** START OF Provided material **

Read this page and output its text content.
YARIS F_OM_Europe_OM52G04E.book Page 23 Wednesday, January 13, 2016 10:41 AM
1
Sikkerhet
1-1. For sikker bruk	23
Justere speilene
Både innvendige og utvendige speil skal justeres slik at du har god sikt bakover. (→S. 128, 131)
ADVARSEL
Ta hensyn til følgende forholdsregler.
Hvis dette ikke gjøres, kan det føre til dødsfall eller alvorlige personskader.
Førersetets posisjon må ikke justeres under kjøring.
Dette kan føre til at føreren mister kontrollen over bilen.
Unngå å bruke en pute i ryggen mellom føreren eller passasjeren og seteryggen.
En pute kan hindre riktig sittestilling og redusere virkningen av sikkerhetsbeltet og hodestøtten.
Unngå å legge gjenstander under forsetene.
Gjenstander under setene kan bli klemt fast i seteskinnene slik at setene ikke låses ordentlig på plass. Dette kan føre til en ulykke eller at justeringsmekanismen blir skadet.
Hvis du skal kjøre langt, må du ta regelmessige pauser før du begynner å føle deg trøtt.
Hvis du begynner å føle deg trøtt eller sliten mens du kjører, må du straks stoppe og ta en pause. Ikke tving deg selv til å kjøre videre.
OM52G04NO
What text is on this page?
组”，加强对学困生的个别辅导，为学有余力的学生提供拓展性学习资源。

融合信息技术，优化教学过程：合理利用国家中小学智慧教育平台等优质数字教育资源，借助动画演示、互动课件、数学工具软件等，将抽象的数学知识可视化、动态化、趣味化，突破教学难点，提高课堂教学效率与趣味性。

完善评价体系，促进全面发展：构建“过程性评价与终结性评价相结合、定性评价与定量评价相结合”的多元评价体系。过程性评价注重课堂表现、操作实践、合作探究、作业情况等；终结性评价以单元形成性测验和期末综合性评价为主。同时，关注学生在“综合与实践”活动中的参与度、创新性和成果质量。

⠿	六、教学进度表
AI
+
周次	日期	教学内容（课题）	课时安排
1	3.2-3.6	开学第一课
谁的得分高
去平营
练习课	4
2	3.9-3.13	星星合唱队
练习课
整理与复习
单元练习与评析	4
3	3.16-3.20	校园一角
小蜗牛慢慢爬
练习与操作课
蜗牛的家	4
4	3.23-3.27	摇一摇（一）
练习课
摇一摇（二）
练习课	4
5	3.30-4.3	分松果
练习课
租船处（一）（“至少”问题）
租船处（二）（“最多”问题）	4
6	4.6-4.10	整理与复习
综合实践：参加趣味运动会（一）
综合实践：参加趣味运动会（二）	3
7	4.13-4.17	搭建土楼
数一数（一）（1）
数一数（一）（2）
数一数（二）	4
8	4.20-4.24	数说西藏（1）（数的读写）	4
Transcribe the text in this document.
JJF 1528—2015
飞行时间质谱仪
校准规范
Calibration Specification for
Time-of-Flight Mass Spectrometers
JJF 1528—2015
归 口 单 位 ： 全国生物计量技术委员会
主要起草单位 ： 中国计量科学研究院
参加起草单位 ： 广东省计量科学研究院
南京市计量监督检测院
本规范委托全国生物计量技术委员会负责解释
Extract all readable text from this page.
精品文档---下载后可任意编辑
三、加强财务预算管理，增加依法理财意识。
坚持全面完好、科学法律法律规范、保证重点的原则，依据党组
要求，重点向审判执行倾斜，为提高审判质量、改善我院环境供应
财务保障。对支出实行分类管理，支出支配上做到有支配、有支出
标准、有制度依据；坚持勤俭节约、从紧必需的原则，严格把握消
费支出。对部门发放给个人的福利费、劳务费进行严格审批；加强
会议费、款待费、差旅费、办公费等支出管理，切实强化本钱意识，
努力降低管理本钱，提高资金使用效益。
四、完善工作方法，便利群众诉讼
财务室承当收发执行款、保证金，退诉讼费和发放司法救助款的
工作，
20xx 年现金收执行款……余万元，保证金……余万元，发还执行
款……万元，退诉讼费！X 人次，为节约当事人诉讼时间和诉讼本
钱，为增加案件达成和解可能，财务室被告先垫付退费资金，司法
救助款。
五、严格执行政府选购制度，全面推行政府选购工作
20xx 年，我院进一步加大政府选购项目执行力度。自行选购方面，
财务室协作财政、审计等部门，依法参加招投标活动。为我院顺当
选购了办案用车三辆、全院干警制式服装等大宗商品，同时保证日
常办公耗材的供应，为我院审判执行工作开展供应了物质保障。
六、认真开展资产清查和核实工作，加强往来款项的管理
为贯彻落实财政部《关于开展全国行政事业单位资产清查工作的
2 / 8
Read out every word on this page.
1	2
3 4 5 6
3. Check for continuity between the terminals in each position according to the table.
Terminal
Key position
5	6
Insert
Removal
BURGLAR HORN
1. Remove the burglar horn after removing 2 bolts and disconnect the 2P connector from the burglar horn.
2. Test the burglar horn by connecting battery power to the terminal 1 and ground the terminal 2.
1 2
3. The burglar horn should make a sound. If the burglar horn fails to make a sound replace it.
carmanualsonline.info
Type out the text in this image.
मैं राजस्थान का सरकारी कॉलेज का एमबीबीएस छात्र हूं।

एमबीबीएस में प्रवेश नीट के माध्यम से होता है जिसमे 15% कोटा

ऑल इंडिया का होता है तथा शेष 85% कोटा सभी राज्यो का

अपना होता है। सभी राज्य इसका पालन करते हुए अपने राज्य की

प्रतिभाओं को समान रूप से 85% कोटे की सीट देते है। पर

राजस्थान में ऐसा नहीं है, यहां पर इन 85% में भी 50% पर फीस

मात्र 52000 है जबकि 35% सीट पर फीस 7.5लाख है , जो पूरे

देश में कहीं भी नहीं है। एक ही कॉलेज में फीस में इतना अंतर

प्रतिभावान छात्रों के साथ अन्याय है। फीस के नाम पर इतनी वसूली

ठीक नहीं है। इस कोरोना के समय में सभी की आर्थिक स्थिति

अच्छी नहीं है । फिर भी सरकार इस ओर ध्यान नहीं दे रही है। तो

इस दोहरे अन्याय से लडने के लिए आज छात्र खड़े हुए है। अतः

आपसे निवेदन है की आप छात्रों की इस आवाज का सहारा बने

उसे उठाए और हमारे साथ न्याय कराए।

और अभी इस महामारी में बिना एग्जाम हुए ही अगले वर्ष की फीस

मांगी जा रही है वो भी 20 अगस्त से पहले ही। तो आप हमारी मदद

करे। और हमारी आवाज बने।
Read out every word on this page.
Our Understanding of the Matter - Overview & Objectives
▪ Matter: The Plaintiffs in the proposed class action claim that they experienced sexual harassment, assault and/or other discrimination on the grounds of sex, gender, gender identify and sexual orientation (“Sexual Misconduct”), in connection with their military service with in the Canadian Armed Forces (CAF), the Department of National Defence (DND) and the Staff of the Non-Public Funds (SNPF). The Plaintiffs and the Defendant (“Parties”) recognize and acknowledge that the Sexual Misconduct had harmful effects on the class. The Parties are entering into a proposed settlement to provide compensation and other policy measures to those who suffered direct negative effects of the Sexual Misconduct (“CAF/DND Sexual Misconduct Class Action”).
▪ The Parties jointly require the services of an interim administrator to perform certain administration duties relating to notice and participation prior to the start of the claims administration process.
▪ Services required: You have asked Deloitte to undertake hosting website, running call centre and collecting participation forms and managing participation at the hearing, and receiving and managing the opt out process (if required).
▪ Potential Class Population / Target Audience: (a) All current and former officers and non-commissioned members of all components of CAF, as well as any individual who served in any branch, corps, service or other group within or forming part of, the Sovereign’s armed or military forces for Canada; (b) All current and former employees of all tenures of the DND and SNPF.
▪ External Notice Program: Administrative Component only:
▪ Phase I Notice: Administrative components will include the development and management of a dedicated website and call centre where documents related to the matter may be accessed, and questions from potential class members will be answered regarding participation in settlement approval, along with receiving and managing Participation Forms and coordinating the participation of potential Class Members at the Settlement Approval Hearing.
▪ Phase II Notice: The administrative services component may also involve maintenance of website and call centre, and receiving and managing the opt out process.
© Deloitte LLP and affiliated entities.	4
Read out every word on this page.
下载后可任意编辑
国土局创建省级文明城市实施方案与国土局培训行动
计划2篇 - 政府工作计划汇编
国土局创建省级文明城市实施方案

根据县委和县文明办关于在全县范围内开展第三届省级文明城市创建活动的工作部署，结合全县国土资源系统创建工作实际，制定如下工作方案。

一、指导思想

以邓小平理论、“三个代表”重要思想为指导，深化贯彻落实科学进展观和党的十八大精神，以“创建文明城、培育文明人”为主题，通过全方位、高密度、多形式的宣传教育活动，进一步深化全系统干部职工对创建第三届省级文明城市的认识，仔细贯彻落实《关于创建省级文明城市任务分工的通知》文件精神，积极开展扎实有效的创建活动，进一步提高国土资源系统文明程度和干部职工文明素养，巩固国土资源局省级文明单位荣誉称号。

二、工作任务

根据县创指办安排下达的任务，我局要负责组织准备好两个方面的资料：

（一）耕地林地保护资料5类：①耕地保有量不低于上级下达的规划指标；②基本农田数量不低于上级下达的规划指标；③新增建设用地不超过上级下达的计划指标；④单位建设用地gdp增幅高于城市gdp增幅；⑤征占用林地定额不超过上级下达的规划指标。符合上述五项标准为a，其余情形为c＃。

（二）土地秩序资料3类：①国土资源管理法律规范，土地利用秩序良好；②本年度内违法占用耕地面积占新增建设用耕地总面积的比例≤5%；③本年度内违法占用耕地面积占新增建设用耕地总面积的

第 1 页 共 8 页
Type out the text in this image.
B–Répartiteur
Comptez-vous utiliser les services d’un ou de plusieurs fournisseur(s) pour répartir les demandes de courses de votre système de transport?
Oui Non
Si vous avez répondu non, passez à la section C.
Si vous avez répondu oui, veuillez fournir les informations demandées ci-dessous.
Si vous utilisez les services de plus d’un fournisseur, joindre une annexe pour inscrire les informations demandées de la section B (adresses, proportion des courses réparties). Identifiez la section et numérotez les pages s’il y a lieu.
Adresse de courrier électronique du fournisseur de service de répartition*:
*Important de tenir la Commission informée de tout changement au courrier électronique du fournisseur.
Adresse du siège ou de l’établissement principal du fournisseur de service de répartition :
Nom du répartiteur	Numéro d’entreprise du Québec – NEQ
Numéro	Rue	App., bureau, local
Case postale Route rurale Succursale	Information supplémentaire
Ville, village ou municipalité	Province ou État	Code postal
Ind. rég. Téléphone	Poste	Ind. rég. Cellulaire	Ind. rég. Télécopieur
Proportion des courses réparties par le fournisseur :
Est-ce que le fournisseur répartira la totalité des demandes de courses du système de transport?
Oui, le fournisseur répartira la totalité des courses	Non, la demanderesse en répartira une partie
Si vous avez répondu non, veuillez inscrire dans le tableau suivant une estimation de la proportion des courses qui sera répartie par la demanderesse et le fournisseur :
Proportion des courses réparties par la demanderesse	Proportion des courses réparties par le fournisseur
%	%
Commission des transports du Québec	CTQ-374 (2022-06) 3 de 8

** END OF Provided material **

▸ **What you have to do**: Looking at the entries above, how many lines contain the word "text"? Answer with the number alone.

▸ **Answer for the task**: 6